WHAT THE EXERCISE ASKS ▸ Can you output every line of the data below exactly as it appears, but without the pictures?

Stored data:

[Start]

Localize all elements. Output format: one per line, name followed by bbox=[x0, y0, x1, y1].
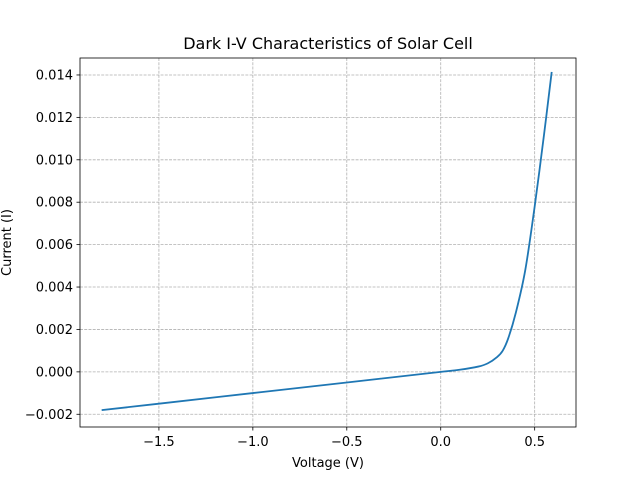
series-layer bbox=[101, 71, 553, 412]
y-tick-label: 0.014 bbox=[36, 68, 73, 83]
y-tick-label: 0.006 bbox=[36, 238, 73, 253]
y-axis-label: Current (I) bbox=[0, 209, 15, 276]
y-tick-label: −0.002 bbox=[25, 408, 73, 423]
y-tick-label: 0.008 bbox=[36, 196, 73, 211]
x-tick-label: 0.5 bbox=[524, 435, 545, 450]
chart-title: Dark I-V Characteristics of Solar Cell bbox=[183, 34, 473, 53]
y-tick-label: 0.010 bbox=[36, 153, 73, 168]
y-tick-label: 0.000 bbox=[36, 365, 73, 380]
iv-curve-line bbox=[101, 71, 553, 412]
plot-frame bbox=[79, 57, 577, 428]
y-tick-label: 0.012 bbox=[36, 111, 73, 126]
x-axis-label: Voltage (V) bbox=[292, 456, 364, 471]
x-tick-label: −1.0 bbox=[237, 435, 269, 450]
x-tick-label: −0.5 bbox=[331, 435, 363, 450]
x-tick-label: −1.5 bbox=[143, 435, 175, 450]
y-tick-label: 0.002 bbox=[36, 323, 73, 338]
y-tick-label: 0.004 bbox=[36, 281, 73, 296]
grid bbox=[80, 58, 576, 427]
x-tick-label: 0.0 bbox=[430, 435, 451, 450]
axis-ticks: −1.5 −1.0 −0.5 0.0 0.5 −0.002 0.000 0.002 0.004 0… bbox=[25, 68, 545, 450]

[End]

FINAL ANSWER ▸
Localize all elements. Output format: one per line, name followed by bbox=[x0, y0, x1, y1].
series-layer bbox=[101, 71, 553, 412]
y-tick-label: 0.014 bbox=[36, 68, 73, 83]
y-tick-label: 0.006 bbox=[36, 238, 73, 253]
y-axis-label: Current (I) bbox=[0, 209, 15, 276]
y-tick-label: −0.002 bbox=[25, 408, 73, 423]
y-tick-label: 0.008 bbox=[36, 196, 73, 211]
x-tick-label: 0.5 bbox=[524, 435, 545, 450]
chart-title: Dark I-V Characteristics of Solar Cell bbox=[183, 34, 473, 53]
y-tick-label: 0.010 bbox=[36, 153, 73, 168]
y-tick-label: 0.000 bbox=[36, 365, 73, 380]
iv-curve-line bbox=[101, 71, 553, 412]
plot-frame bbox=[79, 57, 577, 428]
y-tick-label: 0.012 bbox=[36, 111, 73, 126]
x-axis-label: Voltage (V) bbox=[292, 456, 364, 471]
x-tick-label: −1.0 bbox=[237, 435, 269, 450]
x-tick-label: −0.5 bbox=[331, 435, 363, 450]
x-tick-label: −1.5 bbox=[143, 435, 175, 450]
y-tick-label: 0.002 bbox=[36, 323, 73, 338]
y-tick-label: 0.004 bbox=[36, 281, 73, 296]
grid bbox=[80, 58, 576, 427]
x-tick-label: 0.0 bbox=[430, 435, 451, 450]
axis-ticks: −1.5 −1.0 −0.5 0.0 0.5 −0.002 0.000 0.002 0.004 0… bbox=[25, 68, 545, 450]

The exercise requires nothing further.